Work to do –
Find the word "this" in the records below. List each line containing it.

○ ○ ○ ○ ○

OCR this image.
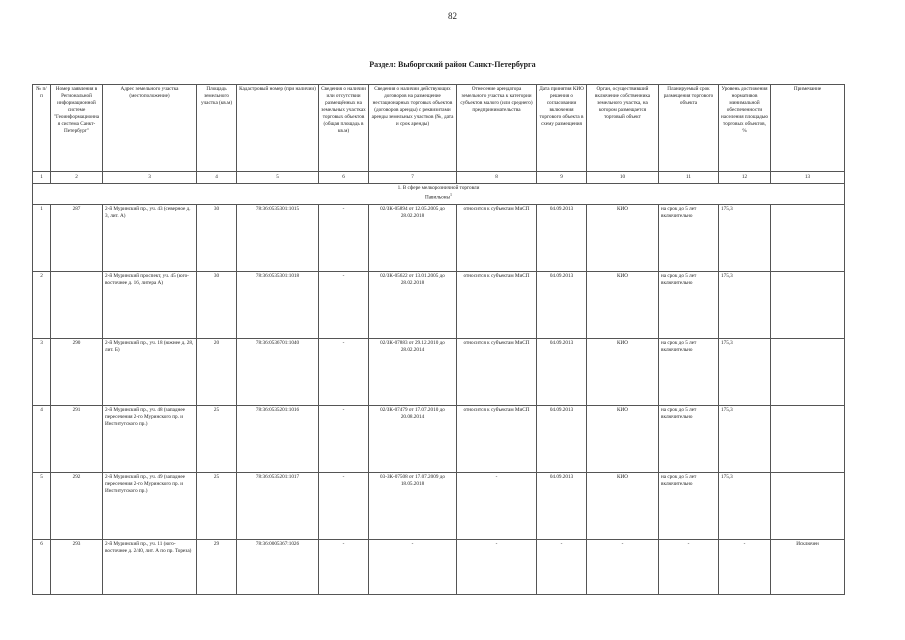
82
Раздел: Выборгский район Санкт-Петербурга
№ п/п	Номер заявления в Региональной информационной системе "Геоинформационная система Санкт-Петербург"	Адрес земельного участка (местоположение)	Площадь земельного участка (кв.м)	Кадастровый номер (при наличии)	Сведения о наличии или отсутствии размещённых на земельных участках торговых объектов (общая площадь в кв.м)	Сведения о наличии действующих договоров на размещение нестационарных торговых объектов (договоров аренды) с реквизитами аренды земельных участков (№, дата и срок аренды)	Отнесение арендатора земельного участка к категории субъектов малого (или среднего) предпринимательства	Дата принятия КИО решения о согласовании включения торгового объекта в схему размещения	Орган, осуществивший включение собственника земельного участка, на котором размещается торговый объект	Планируемый срок размещения торгового объекта	Уровень достижения нормативов минимальной обеспеченности населения площадью торговых объектов, %	Примечание
1	2	3	4	5	6	7	8	9	10	11	12	13

1. В сфере мелкорозничной торговли
Павильоны$^1$

1	287	2-й Муринский пр., уч. 43 (северное д. 3, лит. А)	30	78:36:0535301:1015	-	02/ЗК-05894 от 12.05.2005 до 28.02.2018	относится к субъектам МиСП	04.09.2013	КИО	на срок до 5 лет включительно	175,3	
2		2-й Муринский проспект, уч. 45 (юго-восточнее д. 16, литера А)	30	78:36:0535301:1018	-	02/ЗК-05622 от 13.01.2005 до 28.02.2018	относится к субъектам МиСП	04.09.2013	КИО	на срок до 5 лет включительно	175,3	
3	290	2-й Муринский пр., уч. 18 (южнее д. 28, лит. Б)	20	78:36:0536701:1040	-	02/ЗК-07883 от 29.12.2010 до 28.02.2014	относится к субъектам МиСП	04.09.2013	КИО	на срок до 5 лет включительно	175,3	
4	291	2-й Муринский пр., уч. 48 (западнее пересечения 2-го Муринского пр. и Институтского пр.)	25	78:36:0535201:1016	-	02/ЗК-07479 от 17.07.2010 до 20.08.2014	относится к субъектам МиСП	04.09.2013	КИО	на срок до 5 лет включительно	175,3	
5	292	2-й Муринский пр., уч. 49 (западнее пересечения 2-го Муринского пр. и Институтского пр.)	25	78:36:0535201:1017	-	03-ЗК-07508 от 17.07.2009 до 18.05.2018	-	04.09.2013	КИО	на срок до 5 лет включительно	175,3	
6	293	2-й Муринский пр., уч. 11 (юго-восточнее д. 2/40, лит. А по пр. Тореза)	29	78:36:0005367:1026	-	-	-	-	-	-	-	Исключен
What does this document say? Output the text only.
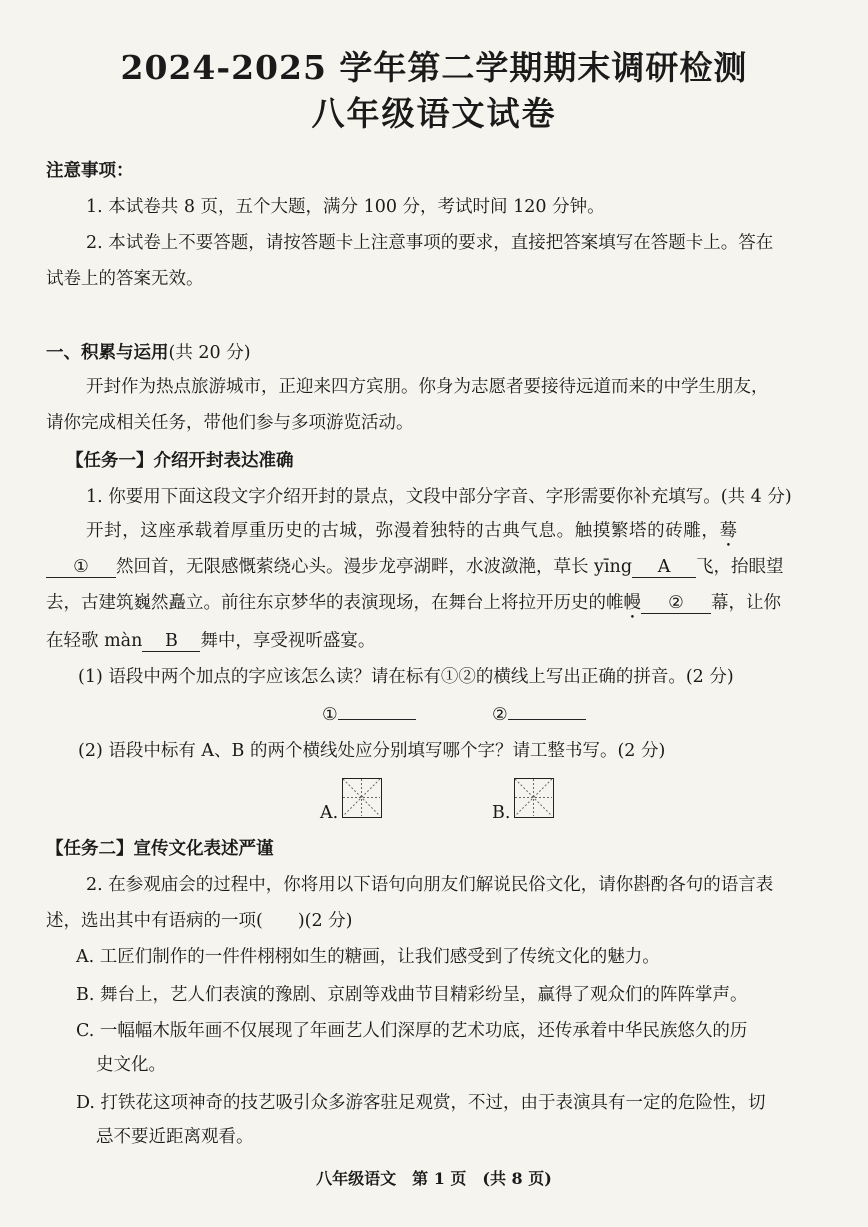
2024-2025 学年第二学期期末调研检测
八年级语文试卷
注意事项：
1. 本试卷共 8 页，五个大题，满分 100 分，考试时间 120 分钟。
2. 本试卷上不要答题，请按答题卡上注意事项的要求，直接把答案填写在答题卡上。答在
试卷上的答案无效。
一、积累与运用(共 20 分)
开封作为热点旅游城市，正迎来四方宾朋。你身为志愿者要接待远道而来的中学生朋友，
请你完成相关任务，带他们参与多项游览活动。
【任务一】介绍开封表达准确
1. 你要用下面这段文字介绍开封的景点，文段中部分字音、字形需要你补充填写。(共 4 分)
开封，这座承载着厚重历史的古城，弥漫着独特的古典气息。触摸繁塔的砖雕，蓦
① 然回首，无限感慨萦绕心头。漫步龙亭湖畔，水波潋滟，草长 yīng A 飞，抬眼望
去，古建筑巍然矗立。前往东京梦华的表演现场，在舞台上将拉开历史的帷幔 ② 幕，让你
在轻歌 màn B 舞中，享受视听盛宴。
(1) 语段中两个加点的字应该怎么读？请在标有①②的横线上写出正确的拼音。(2 分)
①	②
(2) 语段中标有 A、B 的两个横线处应分别填写哪个字？请工整书写。(2 分)
A.	B.
【任务二】宣传文化表述严谨
2. 在参观庙会的过程中，你将用以下语句向朋友们解说民俗文化，请你斟酌各句的语言表
述，选出其中有语病的一项(　　)(2 分)
A. 工匠们制作的一件件栩栩如生的糖画，让我们感受到了传统文化的魅力。
B. 舞台上，艺人们表演的豫剧、京剧等戏曲节目精彩纷呈，赢得了观众们的阵阵掌声。
C. 一幅幅木版年画不仅展现了年画艺人们深厚的艺术功底，还传承着中华民族悠久的历
史文化。
D. 打铁花这项神奇的技艺吸引众多游客驻足观赏，不过，由于表演具有一定的危险性，切
忌不要近距离观看。
八年级语文　第 1 页　(共 8 页)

○ ○ ○ ○ ○

Output –
OCR this image.
What does this document say? Output the text only.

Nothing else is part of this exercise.